**Data section:**
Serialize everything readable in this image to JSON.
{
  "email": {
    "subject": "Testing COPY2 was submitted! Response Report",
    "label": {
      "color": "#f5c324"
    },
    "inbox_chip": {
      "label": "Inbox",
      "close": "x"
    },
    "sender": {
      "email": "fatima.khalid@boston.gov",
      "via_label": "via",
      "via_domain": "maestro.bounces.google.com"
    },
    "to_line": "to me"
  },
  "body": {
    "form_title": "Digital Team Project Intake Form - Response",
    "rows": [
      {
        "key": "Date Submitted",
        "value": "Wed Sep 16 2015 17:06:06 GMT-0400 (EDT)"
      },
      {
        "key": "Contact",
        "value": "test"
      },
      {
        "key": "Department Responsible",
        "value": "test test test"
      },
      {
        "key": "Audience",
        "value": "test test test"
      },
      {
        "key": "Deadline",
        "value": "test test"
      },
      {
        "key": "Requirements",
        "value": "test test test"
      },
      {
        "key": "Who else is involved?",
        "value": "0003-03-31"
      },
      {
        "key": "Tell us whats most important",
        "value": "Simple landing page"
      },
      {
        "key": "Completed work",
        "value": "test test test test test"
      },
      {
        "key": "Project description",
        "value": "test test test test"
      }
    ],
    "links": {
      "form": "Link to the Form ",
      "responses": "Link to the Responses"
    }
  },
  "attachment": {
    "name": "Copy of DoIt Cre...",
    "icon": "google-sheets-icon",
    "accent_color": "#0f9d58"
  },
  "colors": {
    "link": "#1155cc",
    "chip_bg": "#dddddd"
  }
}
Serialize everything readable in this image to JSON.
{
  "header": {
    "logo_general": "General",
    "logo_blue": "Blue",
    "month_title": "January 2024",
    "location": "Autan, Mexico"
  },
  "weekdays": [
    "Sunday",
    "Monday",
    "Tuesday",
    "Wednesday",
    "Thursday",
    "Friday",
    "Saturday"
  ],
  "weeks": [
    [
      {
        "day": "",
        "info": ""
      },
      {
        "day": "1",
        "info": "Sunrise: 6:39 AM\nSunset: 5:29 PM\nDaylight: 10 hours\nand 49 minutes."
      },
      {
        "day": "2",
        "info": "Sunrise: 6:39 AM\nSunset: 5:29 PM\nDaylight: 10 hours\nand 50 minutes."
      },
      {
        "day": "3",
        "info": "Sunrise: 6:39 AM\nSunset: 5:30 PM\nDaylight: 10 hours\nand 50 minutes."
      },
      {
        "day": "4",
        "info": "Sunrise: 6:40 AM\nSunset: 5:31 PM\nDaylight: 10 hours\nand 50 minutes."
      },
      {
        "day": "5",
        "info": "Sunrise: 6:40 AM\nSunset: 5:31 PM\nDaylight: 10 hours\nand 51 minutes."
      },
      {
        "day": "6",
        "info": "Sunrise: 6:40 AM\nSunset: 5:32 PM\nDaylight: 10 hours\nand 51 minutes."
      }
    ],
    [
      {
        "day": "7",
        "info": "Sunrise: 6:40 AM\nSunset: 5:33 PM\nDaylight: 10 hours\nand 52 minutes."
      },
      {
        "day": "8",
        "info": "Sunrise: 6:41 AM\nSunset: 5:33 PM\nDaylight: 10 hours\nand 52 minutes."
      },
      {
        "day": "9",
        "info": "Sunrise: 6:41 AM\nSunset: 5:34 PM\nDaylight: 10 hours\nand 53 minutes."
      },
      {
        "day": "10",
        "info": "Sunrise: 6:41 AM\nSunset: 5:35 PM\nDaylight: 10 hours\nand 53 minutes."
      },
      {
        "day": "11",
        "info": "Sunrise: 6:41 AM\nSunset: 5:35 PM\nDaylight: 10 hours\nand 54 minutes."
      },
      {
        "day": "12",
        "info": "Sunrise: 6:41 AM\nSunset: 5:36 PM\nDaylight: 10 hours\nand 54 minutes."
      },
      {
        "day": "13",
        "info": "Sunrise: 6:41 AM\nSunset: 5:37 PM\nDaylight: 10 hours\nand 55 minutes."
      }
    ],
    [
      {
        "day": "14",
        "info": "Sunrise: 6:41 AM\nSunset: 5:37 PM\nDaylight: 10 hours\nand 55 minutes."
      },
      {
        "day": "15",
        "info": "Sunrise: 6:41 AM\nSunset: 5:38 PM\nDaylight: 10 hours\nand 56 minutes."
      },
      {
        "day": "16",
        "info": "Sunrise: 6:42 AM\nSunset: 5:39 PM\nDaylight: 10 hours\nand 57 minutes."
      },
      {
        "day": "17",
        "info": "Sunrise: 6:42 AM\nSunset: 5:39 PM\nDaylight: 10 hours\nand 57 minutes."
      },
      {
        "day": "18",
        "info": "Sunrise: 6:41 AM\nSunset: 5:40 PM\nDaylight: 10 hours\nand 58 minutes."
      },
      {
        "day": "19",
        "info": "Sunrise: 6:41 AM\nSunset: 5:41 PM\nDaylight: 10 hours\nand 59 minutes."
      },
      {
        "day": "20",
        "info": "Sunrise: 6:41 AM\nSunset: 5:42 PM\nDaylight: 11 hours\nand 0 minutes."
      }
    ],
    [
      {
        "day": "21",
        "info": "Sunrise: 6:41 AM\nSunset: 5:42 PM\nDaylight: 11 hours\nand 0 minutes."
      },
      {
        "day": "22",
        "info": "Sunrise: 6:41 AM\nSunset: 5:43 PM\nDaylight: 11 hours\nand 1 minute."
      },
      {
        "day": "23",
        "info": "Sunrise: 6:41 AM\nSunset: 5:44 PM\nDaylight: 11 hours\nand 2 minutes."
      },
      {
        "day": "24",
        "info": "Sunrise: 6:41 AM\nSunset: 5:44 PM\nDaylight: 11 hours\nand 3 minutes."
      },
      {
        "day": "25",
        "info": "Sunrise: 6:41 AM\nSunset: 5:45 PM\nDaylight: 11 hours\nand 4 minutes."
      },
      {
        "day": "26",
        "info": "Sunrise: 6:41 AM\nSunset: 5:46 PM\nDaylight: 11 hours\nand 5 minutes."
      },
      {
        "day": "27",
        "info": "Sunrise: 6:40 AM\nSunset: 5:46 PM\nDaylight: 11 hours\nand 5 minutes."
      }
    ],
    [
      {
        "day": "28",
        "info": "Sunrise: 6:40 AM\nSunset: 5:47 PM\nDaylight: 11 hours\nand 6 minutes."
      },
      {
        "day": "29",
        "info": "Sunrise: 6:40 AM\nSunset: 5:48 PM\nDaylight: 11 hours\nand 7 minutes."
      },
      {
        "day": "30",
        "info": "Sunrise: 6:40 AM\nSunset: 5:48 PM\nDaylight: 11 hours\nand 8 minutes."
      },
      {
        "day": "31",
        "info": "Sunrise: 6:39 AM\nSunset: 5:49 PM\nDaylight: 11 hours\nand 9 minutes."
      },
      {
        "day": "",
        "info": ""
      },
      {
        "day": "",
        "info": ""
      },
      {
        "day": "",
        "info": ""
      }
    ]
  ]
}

**Exercise requirements:**
Pick out each line in the material containing "email".

**Full output:**
  "email": {
      "email": "fatima.khalid@boston.gov",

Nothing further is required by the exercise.